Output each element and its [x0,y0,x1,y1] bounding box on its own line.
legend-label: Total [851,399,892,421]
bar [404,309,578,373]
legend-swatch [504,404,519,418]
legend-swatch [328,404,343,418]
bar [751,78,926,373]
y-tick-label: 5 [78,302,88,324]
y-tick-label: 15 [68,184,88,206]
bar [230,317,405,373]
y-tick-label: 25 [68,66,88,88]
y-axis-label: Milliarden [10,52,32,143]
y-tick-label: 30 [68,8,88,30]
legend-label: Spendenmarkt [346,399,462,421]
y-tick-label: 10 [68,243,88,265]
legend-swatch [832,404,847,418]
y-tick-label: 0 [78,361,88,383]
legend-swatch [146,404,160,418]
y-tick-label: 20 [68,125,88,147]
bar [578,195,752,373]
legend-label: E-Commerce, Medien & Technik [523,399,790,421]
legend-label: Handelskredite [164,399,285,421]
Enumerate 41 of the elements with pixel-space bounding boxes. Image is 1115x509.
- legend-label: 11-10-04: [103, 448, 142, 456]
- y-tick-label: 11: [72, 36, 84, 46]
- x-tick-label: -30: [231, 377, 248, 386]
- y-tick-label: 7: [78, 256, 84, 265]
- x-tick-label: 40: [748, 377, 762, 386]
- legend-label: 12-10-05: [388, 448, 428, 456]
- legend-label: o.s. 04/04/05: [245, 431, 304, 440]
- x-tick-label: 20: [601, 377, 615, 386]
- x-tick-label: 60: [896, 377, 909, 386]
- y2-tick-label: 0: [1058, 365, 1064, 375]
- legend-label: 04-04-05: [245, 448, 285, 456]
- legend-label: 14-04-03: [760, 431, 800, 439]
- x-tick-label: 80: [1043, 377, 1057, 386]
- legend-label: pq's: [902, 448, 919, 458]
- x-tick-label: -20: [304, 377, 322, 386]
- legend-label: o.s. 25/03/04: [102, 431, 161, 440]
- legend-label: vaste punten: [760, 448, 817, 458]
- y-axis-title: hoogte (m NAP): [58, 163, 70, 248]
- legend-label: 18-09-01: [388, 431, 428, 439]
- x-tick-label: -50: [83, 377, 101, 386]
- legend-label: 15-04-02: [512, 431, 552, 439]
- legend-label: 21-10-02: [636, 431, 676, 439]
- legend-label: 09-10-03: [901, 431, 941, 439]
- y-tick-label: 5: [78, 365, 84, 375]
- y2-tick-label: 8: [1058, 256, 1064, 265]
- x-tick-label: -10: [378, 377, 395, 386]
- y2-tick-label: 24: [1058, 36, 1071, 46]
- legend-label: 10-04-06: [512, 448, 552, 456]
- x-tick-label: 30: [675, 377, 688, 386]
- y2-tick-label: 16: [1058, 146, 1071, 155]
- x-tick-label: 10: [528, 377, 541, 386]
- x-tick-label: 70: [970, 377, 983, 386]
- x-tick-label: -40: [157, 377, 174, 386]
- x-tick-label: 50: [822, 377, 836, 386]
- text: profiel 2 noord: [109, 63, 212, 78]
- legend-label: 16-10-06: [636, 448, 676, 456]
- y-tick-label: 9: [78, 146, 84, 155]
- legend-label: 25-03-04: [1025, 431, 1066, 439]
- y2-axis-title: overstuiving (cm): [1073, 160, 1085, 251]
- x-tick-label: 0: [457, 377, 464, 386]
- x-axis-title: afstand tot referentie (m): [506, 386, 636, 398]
++++++++++
AIM => Reproduce every line of both rows above verbatim, in the same order and with the same spacing and punctuation.

EXERCISE OUTPUT =>
Output each element and its [x0,y0,x1,y1] bounding box on its own line.
legend-label: Total [851,399,892,421]
bar [404,309,578,373]
legend-swatch [504,404,519,418]
legend-swatch [328,404,343,418]
bar [751,78,926,373]
y-tick-label: 5 [78,302,88,324]
y-tick-label: 15 [68,184,88,206]
bar [230,317,405,373]
y-tick-label: 25 [68,66,88,88]
y-axis-label: Milliarden [10,52,32,143]
y-tick-label: 30 [68,8,88,30]
legend-label: Spendenmarkt [346,399,462,421]
y-tick-label: 10 [68,243,88,265]
legend-swatch [832,404,847,418]
y-tick-label: 0 [78,361,88,383]
legend-swatch [146,404,160,418]
y-tick-label: 20 [68,125,88,147]
bar [578,195,752,373]
legend-label: E-Commerce, Medien & Technik [523,399,790,421]
legend-label: Handelskredite [164,399,285,421]
Enumerate 41 of the elements with pixel-space bounding boxes. Image is 1115x509.
- legend-label: 11-10-04: [103, 448, 142, 456]
- y-tick-label: 11: [72, 36, 84, 46]
- x-tick-label: -30: [231, 377, 248, 386]
- y-tick-label: 7: [78, 256, 84, 265]
- x-tick-label: 40: [748, 377, 762, 386]
- legend-label: 12-10-05: [388, 448, 428, 456]
- legend-label: o.s. 04/04/05: [245, 431, 304, 440]
- x-tick-label: 20: [601, 377, 615, 386]
- x-tick-label: 60: [896, 377, 909, 386]
- y2-tick-label: 0: [1058, 365, 1064, 375]
- legend-label: 04-04-05: [245, 448, 285, 456]
- legend-label: 14-04-03: [760, 431, 800, 439]
- x-tick-label: 80: [1043, 377, 1057, 386]
- legend-label: pq's: [902, 448, 919, 458]
- x-tick-label: -20: [304, 377, 322, 386]
- legend-label: o.s. 25/03/04: [102, 431, 161, 440]
- legend-label: vaste punten: [760, 448, 817, 458]
- y-axis-title: hoogte (m NAP): [58, 163, 70, 248]
- legend-label: 18-09-01: [388, 431, 428, 439]
- x-tick-label: -50: [83, 377, 101, 386]
- legend-label: 15-04-02: [512, 431, 552, 439]
- legend-label: 21-10-02: [636, 431, 676, 439]
- legend-label: 09-10-03: [901, 431, 941, 439]
- y-tick-label: 5: [78, 365, 84, 375]
- y2-tick-label: 8: [1058, 256, 1064, 265]
- x-tick-label: -10: [378, 377, 395, 386]
- y2-tick-label: 24: [1058, 36, 1071, 46]
- legend-label: 10-04-06: [512, 448, 552, 456]
- x-tick-label: 30: [675, 377, 688, 386]
- y2-tick-label: 16: [1058, 146, 1071, 155]
- x-tick-label: 10: [528, 377, 541, 386]
- x-tick-label: 70: [970, 377, 983, 386]
- x-tick-label: -40: [157, 377, 174, 386]
- x-tick-label: 50: [822, 377, 836, 386]
- text: profiel 2 noord: [109, 63, 212, 78]
- legend-label: 16-10-06: [636, 448, 676, 456]
- y-tick-label: 9: [78, 146, 84, 155]
- legend-label: 25-03-04: [1025, 431, 1066, 439]
- y2-axis-title: overstuiving (cm): [1073, 160, 1085, 251]
- x-tick-label: 0: [457, 377, 464, 386]
- x-axis-title: afstand tot referentie (m): [506, 386, 636, 398]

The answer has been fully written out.